### Description of the task
Read the records and gather each line that includes "JSON".

Data extracted from a collection

#####

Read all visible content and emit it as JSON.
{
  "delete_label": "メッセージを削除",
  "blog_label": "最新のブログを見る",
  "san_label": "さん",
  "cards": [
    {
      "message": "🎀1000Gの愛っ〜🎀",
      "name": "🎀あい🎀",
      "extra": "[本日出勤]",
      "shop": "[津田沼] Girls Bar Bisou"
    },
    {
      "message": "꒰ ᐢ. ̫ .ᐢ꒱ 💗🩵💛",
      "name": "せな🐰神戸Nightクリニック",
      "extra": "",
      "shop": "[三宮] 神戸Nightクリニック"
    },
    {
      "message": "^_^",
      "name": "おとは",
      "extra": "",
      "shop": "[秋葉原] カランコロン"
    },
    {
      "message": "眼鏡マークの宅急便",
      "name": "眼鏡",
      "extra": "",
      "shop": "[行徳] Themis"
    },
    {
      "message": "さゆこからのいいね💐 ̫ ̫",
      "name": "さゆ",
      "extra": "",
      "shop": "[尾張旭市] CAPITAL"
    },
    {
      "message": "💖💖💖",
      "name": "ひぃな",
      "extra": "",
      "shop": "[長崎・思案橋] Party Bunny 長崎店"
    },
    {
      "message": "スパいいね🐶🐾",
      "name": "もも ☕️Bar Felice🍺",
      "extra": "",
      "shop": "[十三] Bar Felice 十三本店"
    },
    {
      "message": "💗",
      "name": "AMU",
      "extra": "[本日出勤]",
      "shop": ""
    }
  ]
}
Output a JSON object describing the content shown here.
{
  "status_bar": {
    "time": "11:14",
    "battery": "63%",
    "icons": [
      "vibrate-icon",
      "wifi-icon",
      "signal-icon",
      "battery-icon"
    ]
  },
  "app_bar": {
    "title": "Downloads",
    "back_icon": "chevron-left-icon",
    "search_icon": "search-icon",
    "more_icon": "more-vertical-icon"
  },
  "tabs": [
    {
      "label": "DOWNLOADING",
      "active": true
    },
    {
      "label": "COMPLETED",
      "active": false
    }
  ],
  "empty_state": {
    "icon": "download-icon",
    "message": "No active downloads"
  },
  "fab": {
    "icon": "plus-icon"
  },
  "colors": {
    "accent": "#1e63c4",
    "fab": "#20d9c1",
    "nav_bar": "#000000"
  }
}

#####

### Written response
Read all visible content and emit it as JSON.
Output a JSON object describing the content shown here.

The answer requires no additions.